## begin Materials provided

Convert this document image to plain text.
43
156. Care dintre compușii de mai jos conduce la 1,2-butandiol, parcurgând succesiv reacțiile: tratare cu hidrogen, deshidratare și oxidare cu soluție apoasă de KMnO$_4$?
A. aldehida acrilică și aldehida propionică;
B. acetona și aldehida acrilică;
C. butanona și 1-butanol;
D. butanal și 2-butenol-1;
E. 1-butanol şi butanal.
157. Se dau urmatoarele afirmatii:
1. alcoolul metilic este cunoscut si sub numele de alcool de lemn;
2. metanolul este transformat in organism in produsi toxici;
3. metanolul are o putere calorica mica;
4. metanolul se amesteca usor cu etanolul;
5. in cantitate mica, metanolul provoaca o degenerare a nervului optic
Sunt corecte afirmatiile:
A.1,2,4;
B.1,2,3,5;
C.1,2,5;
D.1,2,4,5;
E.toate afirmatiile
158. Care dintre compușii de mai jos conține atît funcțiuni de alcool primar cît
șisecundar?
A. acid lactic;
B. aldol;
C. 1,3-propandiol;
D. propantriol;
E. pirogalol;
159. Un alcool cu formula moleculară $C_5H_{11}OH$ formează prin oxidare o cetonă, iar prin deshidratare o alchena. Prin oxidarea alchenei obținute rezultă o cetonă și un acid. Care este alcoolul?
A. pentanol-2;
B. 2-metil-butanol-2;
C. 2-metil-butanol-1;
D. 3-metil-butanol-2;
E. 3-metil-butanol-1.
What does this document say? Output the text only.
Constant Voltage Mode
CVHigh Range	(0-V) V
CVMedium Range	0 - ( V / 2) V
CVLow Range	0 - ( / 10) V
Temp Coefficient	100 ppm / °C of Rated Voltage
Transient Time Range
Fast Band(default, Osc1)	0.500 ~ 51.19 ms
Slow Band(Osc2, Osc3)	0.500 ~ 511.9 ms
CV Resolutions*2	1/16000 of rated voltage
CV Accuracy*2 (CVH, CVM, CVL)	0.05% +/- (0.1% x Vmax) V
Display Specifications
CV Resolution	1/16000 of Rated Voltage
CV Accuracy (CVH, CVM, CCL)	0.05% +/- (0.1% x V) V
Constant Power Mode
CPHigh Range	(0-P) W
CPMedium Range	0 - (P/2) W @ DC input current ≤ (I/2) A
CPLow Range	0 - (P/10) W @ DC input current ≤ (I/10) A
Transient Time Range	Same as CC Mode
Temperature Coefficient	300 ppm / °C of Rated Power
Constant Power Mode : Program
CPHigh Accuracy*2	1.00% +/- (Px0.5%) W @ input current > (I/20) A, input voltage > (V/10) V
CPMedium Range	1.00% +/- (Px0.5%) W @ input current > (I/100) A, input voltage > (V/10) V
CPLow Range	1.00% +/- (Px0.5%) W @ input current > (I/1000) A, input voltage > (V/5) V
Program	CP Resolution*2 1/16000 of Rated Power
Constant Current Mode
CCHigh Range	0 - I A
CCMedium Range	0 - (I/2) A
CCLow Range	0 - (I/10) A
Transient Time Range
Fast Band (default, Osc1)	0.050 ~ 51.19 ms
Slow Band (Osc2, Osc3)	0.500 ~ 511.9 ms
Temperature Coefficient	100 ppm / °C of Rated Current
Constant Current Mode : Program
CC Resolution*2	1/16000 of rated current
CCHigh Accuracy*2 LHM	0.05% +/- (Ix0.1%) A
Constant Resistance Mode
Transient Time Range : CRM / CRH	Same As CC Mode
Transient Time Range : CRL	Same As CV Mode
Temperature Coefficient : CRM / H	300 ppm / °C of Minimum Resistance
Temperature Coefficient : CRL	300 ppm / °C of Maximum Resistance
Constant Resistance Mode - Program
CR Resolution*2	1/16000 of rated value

## end Materials provided

▶ **Directive**
Write out every line of the preceding listing that contains "document".

▶ **Written answer**
Convert this document image to plain text.
What does this document say? Output the text only.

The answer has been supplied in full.